- STORED ROWS -
* START *

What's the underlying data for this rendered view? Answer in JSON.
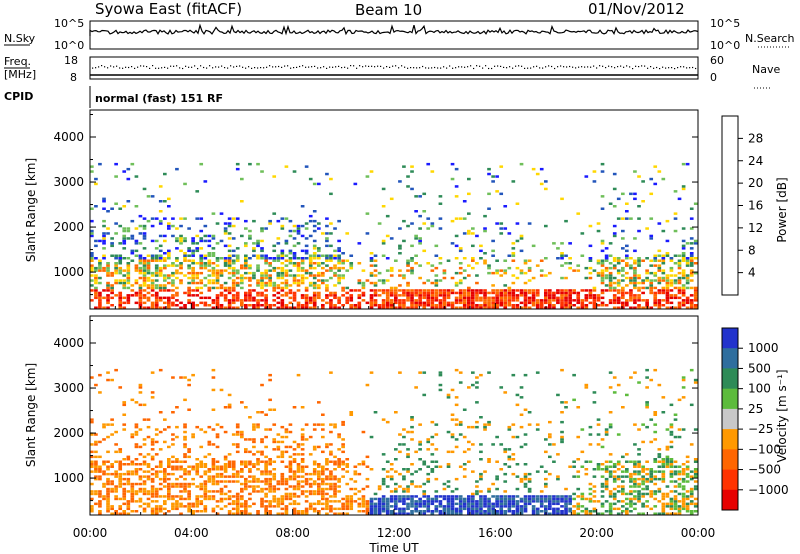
{
  "header": {
    "title": "Syowa East (fitACF)",
    "beam": "Beam 10",
    "date": "01/Nov/2012"
  },
  "status": {
    "nsky_label": "N.Sky",
    "nsearch_label": "N.Search",
    "nsky_ticks": [
      "10^5",
      "10^0"
    ],
    "nsky_right_ticks": [
      "10^5",
      "10^0"
    ],
    "freq_label": "Freq.",
    "freq_unit": "[MHz]",
    "freq_ticks": [
      "18",
      "8"
    ],
    "nave_label": "Nave",
    "nave_ticks": [
      "60",
      "0"
    ],
    "cpid_label": "CPID",
    "cpid_value": "normal (fast) 151 RF"
  },
  "colors": {
    "power": [
      "#1a1aff",
      "#2255bb",
      "#2e8b57",
      "#6fbf5a",
      "#ffd700",
      "#ffa500",
      "#ff6a00",
      "#ff3300",
      "#e60000"
    ],
    "velocity_positive": [
      "#2233cc",
      "#2f6e9e",
      "#2e8b57",
      "#5dbb3c"
    ],
    "velocity_mid": "#c8c8c8",
    "velocity_negative": [
      "#ff9900",
      "#ff6600",
      "#ff3300",
      "#e60000"
    ],
    "axis": "#000000"
  },
  "chart_data": [
    {
      "type": "heatmap",
      "title": "",
      "xlabel": "",
      "ylabel": "Slant Range [km]",
      "xlim": [
        "00:00",
        "00:00"
      ],
      "ylim": [
        180,
        4600
      ],
      "yticks": [
        "1000",
        "2000",
        "3000",
        "4000"
      ],
      "colorbar": {
        "label": "Power [dB]",
        "min": 0,
        "max": 32,
        "ticks": [
          "4",
          "8",
          "12",
          "16",
          "20",
          "24",
          "28"
        ]
      }
    },
    {
      "type": "heatmap",
      "title": "",
      "xlabel": "Time UT",
      "ylabel": "Slant Range [km]",
      "xticks": [
        "00:00",
        "04:00",
        "08:00",
        "12:00",
        "16:00",
        "20:00",
        "00:00"
      ],
      "xlim": [
        "00:00",
        "00:00"
      ],
      "ylim": [
        180,
        4600
      ],
      "yticks": [
        "1000",
        "2000",
        "3000",
        "4000"
      ],
      "colorbar": {
        "label": "Velocity [m s⁻¹]",
        "ticks": [
          "1000",
          "500",
          "100",
          "25",
          "−25",
          "−100",
          "−500",
          "−1000"
        ]
      }
    }
  ]
}
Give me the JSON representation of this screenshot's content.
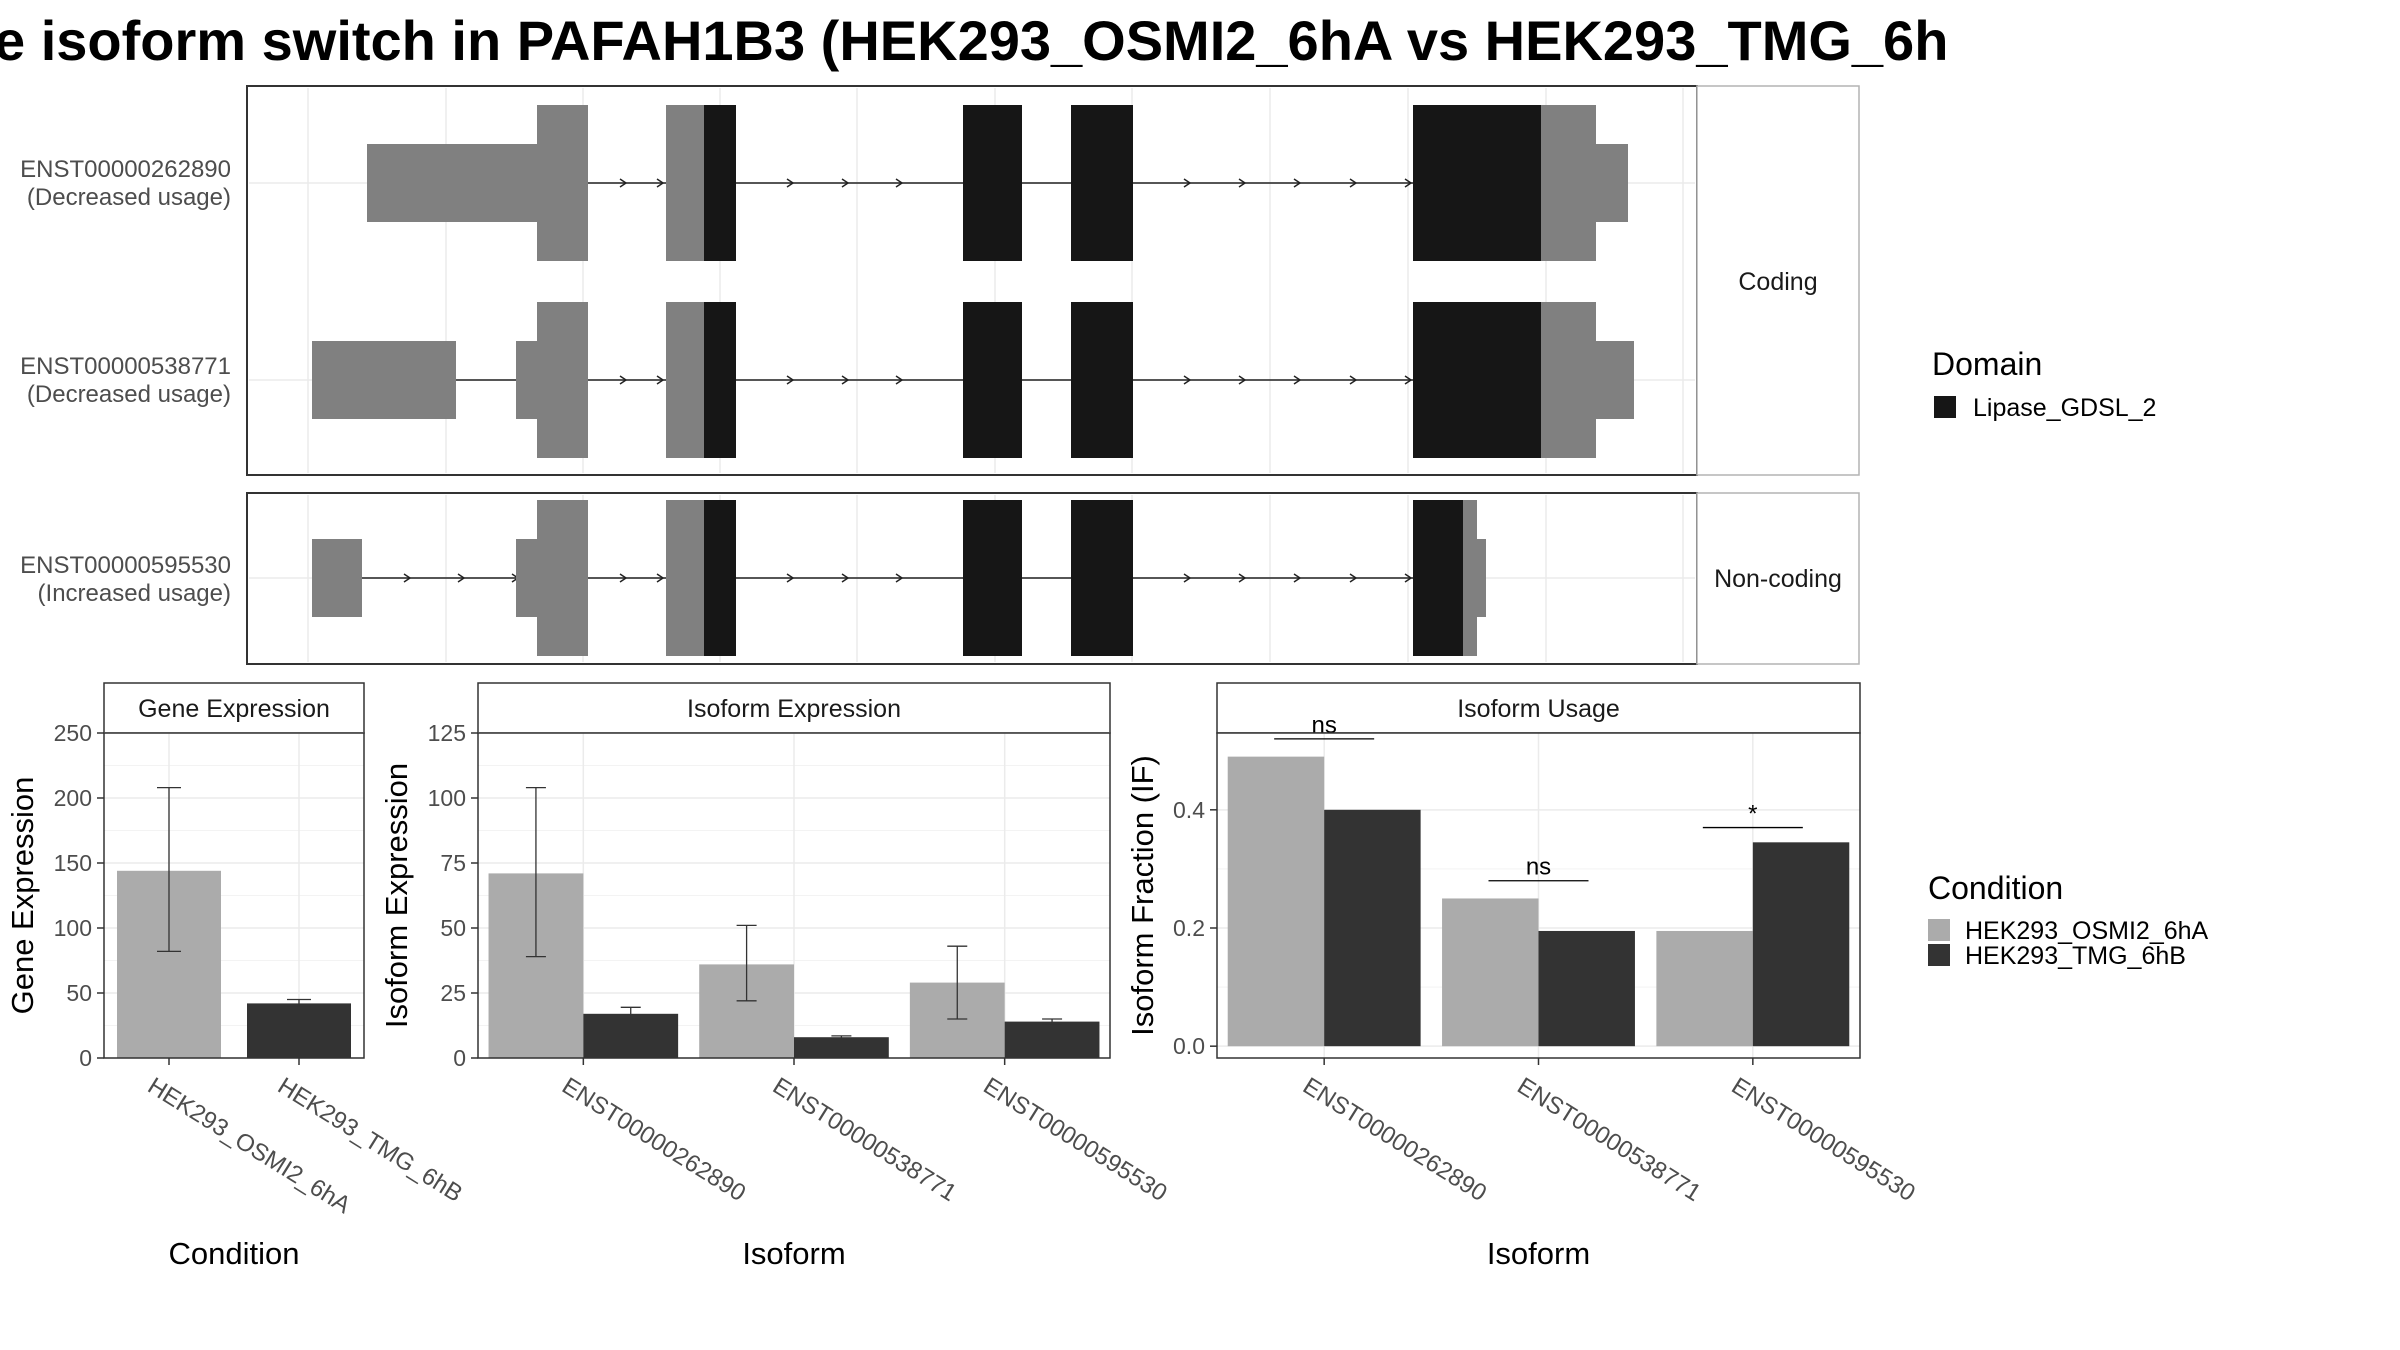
{
  "title": "e isoform switch in PAFAH1B3 (HEK293_OSMI2_6hA vs HEK293_TMG_6h",
  "colors": {
    "utr": "#808080",
    "domain": "#161616",
    "cond_a": "#ababab",
    "cond_b": "#333333",
    "grid": "#ebebeb",
    "frame": "#333333",
    "strip_bg": "#ffffff"
  },
  "transcripts": {
    "coding_panel_label": "Coding",
    "noncoding_panel_label": "Non-coding",
    "rows": [
      {
        "id": "ENST00000262890",
        "usage": "(Decreased usage)"
      },
      {
        "id": "ENST00000538771",
        "usage": "(Decreased usage)"
      },
      {
        "id": "ENST00000595530",
        "usage": "(Increased usage)"
      }
    ]
  },
  "legend_domain": {
    "title": "Domain",
    "items": [
      "Lipase_GDSL_2"
    ]
  },
  "legend_condition": {
    "title": "Condition",
    "items": [
      "HEK293_OSMI2_6hA",
      "HEK293_TMG_6hB"
    ]
  },
  "chart_data": [
    {
      "type": "bar",
      "title": "Gene Expression",
      "xlabel": "Condition",
      "ylabel": "Gene Expression",
      "ylim": [
        0,
        250
      ],
      "yticks": [
        0,
        50,
        100,
        150,
        200,
        250
      ],
      "categories": [
        "HEK293_OSMI2_6hA",
        "HEK293_TMG_6hB"
      ],
      "values": [
        144,
        42
      ],
      "err_low": [
        82,
        39
      ],
      "err_high": [
        208,
        45
      ]
    },
    {
      "type": "bar",
      "title": "Isoform Expression",
      "xlabel": "Isoform",
      "ylabel": "Isoform Expression",
      "ylim": [
        0,
        125
      ],
      "yticks": [
        0,
        25,
        50,
        75,
        100,
        125
      ],
      "categories": [
        "ENST00000262890",
        "ENST00000538771",
        "ENST00000595530"
      ],
      "series": [
        {
          "name": "HEK293_OSMI2_6hA",
          "values": [
            71,
            36,
            29
          ],
          "err_low": [
            39,
            22,
            15
          ],
          "err_high": [
            104,
            51,
            43
          ]
        },
        {
          "name": "HEK293_TMG_6hB",
          "values": [
            17,
            8,
            14
          ],
          "err_low": [
            15,
            7.5,
            13
          ],
          "err_high": [
            19.5,
            8.5,
            15
          ]
        }
      ]
    },
    {
      "type": "bar",
      "title": "Isoform Usage",
      "xlabel": "Isoform",
      "ylabel": "Isoform Fraction (IF)",
      "ylim": [
        -0.02,
        0.53
      ],
      "yticks": [
        0.0,
        0.2,
        0.4
      ],
      "ytick_labels": [
        "0.0",
        "0.2",
        "0.4"
      ],
      "categories": [
        "ENST00000262890",
        "ENST00000538771",
        "ENST00000595530"
      ],
      "series": [
        {
          "name": "HEK293_OSMI2_6hA",
          "values": [
            0.49,
            0.25,
            0.195
          ]
        },
        {
          "name": "HEK293_TMG_6hB",
          "values": [
            0.4,
            0.195,
            0.345
          ]
        }
      ],
      "significance": [
        "ns",
        "ns",
        "*"
      ],
      "sig_level": [
        0.52,
        0.28,
        0.37
      ]
    }
  ]
}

* END *

- TASK PROMPT -
Make an exact copy of every record, pictures excluded.

- COMPLETE OUTPUT -
What's the underlying data for this rendered view? Answer in JSON.
{
  "header": {
    "title": "Syowa East (fitACF)",
    "beam": "Beam 10",
    "date": "01/Nov/2012"
  },
  "status": {
    "nsky_label": "N.Sky",
    "nsearch_label": "N.Search",
    "nsky_ticks": [
      "10^5",
      "10^0"
    ],
    "nsky_right_ticks": [
      "10^5",
      "10^0"
    ],
    "freq_label": "Freq.",
    "freq_unit": "[MHz]",
    "freq_ticks": [
      "18",
      "8"
    ],
    "nave_label": "Nave",
    "nave_ticks": [
      "60",
      "0"
    ],
    "cpid_label": "CPID",
    "cpid_value": "normal (fast) 151 RF"
  },
  "colors": {
    "power": [
      "#1a1aff",
      "#2255bb",
      "#2e8b57",
      "#6fbf5a",
      "#ffd700",
      "#ffa500",
      "#ff6a00",
      "#ff3300",
      "#e60000"
    ],
    "velocity_positive": [
      "#2233cc",
      "#2f6e9e",
      "#2e8b57",
      "#5dbb3c"
    ],
    "velocity_mid": "#c8c8c8",
    "velocity_negative": [
      "#ff9900",
      "#ff6600",
      "#ff3300",
      "#e60000"
    ],
    "axis": "#000000"
  },
  "chart_data": [
    {
      "type": "heatmap",
      "title": "",
      "xlabel": "",
      "ylabel": "Slant Range [km]",
      "xlim": [
        "00:00",
        "00:00"
      ],
      "ylim": [
        180,
        4600
      ],
      "yticks": [
        "1000",
        "2000",
        "3000",
        "4000"
      ],
      "colorbar": {
        "label": "Power [dB]",
        "min": 0,
        "max": 32,
        "ticks": [
          "4",
          "8",
          "12",
          "16",
          "20",
          "24",
          "28"
        ]
      }
    },
    {
      "type": "heatmap",
      "title": "",
      "xlabel": "Time UT",
      "ylabel": "Slant Range [km]",
      "xticks": [
        "00:00",
        "04:00",
        "08:00",
        "12:00",
        "16:00",
        "20:00",
        "00:00"
      ],
      "xlim": [
        "00:00",
        "00:00"
      ],
      "ylim": [
        180,
        4600
      ],
      "yticks": [
        "1000",
        "2000",
        "3000",
        "4000"
      ],
      "colorbar": {
        "label": "Velocity [m s⁻¹]",
        "ticks": [
          "1000",
          "500",
          "100",
          "25",
          "−25",
          "−100",
          "−500",
          "−1000"
        ]
      }
    }
  ]
}
Give me the JSON representation of this screenshot's content.
{
  "title": "e isoform switch in PAFAH1B3 (HEK293_OSMI2_6hA vs HEK293_TMG_6h",
  "colors": {
    "utr": "#808080",
    "domain": "#161616",
    "cond_a": "#ababab",
    "cond_b": "#333333",
    "grid": "#ebebeb",
    "frame": "#333333",
    "strip_bg": "#ffffff"
  },
  "transcripts": {
    "coding_panel_label": "Coding",
    "noncoding_panel_label": "Non-coding",
    "rows": [
      {
        "id": "ENST00000262890",
        "usage": "(Decreased usage)"
      },
      {
        "id": "ENST00000538771",
        "usage": "(Decreased usage)"
      },
      {
        "id": "ENST00000595530",
        "usage": "(Increased usage)"
      }
    ]
  },
  "legend_domain": {
    "title": "Domain",
    "items": [
      "Lipase_GDSL_2"
    ]
  },
  "legend_condition": {
    "title": "Condition",
    "items": [
      "HEK293_OSMI2_6hA",
      "HEK293_TMG_6hB"
    ]
  },
  "chart_data": [
    {
      "type": "bar",
      "title": "Gene Expression",
      "xlabel": "Condition",
      "ylabel": "Gene Expression",
      "ylim": [
        0,
        250
      ],
      "yticks": [
        0,
        50,
        100,
        150,
        200,
        250
      ],
      "categories": [
        "HEK293_OSMI2_6hA",
        "HEK293_TMG_6hB"
      ],
      "values": [
        144,
        42
      ],
      "err_low": [
        82,
        39
      ],
      "err_high": [
        208,
        45
      ]
    },
    {
      "type": "bar",
      "title": "Isoform Expression",
      "xlabel": "Isoform",
      "ylabel": "Isoform Expression",
      "ylim": [
        0,
        125
      ],
      "yticks": [
        0,
        25,
        50,
        75,
        100,
        125
      ],
      "categories": [
        "ENST00000262890",
        "ENST00000538771",
        "ENST00000595530"
      ],
      "series": [
        {
          "name": "HEK293_OSMI2_6hA",
          "values": [
            71,
            36,
            29
          ],
          "err_low": [
            39,
            22,
            15
          ],
          "err_high": [
            104,
            51,
            43
          ]
        },
        {
          "name": "HEK293_TMG_6hB",
          "values": [
            17,
            8,
            14
          ],
          "err_low": [
            15,
            7.5,
            13
          ],
          "err_high": [
            19.5,
            8.5,
            15
          ]
        }
      ]
    },
    {
      "type": "bar",
      "title": "Isoform Usage",
      "xlabel": "Isoform",
      "ylabel": "Isoform Fraction (IF)",
      "ylim": [
        -0.02,
        0.53
      ],
      "yticks": [
        0.0,
        0.2,
        0.4
      ],
      "ytick_labels": [
        "0.0",
        "0.2",
        "0.4"
      ],
      "categories": [
        "ENST00000262890",
        "ENST00000538771",
        "ENST00000595530"
      ],
      "series": [
        {
          "name": "HEK293_OSMI2_6hA",
          "values": [
            0.49,
            0.25,
            0.195
          ]
        },
        {
          "name": "HEK293_TMG_6hB",
          "values": [
            0.4,
            0.195,
            0.345
          ]
        }
      ],
      "significance": [
        "ns",
        "ns",
        "*"
      ],
      "sig_level": [
        0.52,
        0.28,
        0.37
      ]
    }
  ]
}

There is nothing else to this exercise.